» **Short task**
Using the records below, give the number of lines where the word "oraz" appears, with no further output.

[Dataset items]
++++++
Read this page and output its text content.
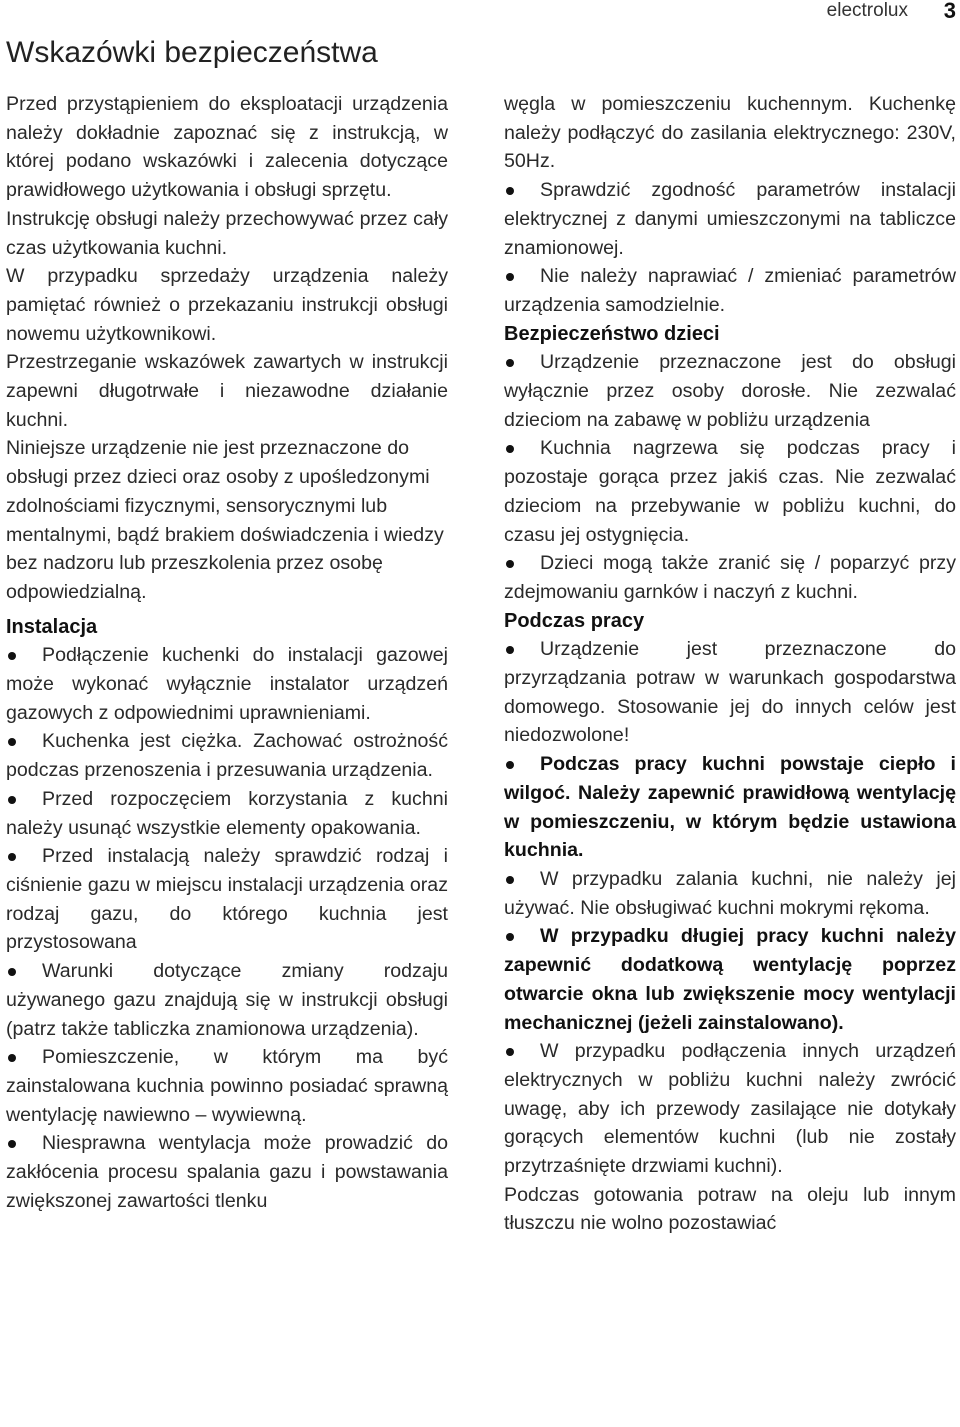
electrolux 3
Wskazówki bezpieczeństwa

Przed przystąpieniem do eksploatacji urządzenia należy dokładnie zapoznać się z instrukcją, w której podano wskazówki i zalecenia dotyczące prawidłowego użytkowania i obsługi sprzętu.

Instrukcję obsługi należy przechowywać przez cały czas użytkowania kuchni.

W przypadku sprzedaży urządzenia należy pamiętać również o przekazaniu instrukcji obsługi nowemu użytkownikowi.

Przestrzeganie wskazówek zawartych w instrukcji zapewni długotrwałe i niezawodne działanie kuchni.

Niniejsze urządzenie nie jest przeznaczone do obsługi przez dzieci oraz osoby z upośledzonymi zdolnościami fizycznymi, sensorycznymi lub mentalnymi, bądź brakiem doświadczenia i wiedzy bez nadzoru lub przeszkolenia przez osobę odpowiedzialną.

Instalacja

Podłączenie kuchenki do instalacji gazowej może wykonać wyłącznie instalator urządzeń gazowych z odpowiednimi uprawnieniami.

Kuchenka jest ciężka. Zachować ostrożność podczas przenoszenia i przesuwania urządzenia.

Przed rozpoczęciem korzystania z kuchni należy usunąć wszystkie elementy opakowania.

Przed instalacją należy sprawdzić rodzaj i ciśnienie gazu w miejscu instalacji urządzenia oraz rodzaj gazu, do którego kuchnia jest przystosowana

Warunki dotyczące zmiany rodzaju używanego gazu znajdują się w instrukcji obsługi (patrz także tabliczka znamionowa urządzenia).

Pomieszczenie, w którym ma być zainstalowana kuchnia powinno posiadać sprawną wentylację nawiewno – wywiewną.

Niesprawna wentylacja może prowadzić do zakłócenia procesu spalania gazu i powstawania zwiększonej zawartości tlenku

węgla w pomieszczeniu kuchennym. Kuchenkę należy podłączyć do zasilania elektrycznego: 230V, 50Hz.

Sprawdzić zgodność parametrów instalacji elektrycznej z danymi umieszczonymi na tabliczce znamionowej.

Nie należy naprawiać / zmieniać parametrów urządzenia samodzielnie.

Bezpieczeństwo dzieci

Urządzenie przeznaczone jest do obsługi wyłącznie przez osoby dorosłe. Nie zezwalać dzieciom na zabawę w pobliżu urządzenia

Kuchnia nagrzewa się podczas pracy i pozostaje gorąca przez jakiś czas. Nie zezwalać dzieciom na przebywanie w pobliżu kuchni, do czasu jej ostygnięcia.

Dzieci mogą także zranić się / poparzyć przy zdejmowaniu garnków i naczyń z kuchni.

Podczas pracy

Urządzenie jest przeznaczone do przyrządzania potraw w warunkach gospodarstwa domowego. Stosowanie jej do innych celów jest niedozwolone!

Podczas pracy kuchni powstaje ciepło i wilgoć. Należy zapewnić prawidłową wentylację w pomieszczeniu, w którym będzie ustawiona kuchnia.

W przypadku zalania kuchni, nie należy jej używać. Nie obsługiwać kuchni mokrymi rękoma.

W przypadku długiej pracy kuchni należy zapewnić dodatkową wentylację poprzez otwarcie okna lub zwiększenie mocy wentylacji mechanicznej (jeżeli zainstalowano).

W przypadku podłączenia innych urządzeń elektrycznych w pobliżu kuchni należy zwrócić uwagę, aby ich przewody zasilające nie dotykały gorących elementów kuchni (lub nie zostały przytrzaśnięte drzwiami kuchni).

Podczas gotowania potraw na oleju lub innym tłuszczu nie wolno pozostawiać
++++++
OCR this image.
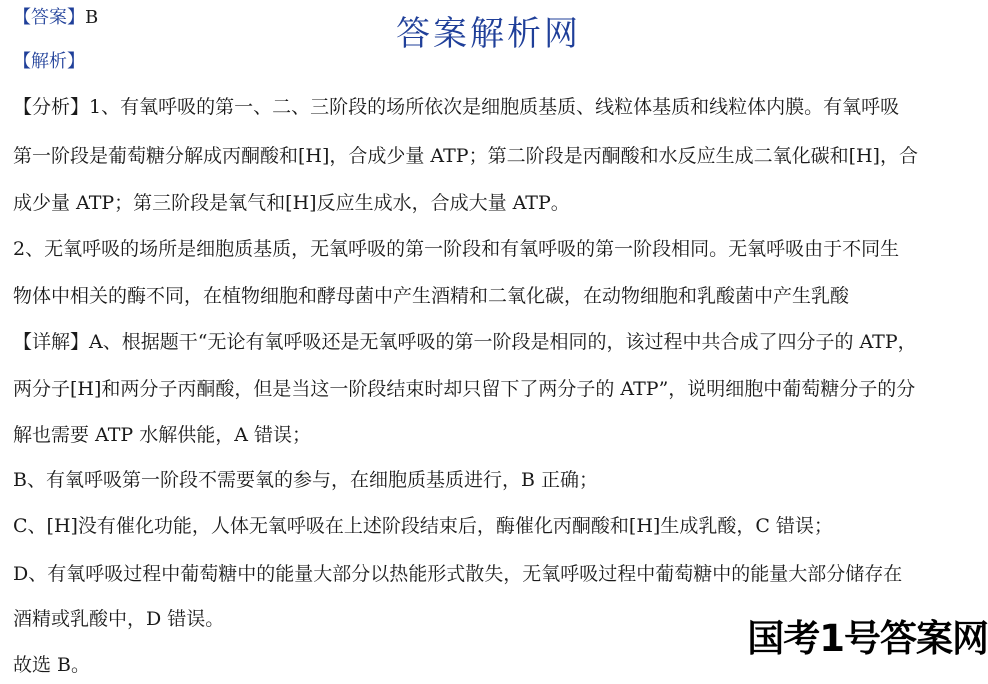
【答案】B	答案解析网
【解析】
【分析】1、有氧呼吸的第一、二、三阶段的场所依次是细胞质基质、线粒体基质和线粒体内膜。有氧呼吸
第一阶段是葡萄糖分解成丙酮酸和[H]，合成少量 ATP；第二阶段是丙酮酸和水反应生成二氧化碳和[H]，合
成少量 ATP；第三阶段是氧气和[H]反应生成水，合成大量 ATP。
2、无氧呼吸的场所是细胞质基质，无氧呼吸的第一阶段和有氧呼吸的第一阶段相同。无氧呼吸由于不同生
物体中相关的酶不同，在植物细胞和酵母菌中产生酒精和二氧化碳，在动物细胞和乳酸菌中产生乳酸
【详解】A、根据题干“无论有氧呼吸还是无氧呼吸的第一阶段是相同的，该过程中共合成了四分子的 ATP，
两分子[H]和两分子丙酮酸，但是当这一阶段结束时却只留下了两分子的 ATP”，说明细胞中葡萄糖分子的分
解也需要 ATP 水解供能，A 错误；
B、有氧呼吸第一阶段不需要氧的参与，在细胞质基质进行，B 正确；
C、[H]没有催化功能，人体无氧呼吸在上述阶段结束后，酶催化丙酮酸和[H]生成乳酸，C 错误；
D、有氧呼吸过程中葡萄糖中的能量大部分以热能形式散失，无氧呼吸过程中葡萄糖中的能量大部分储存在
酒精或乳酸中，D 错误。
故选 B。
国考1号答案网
++++++
» **Exercise answer**
2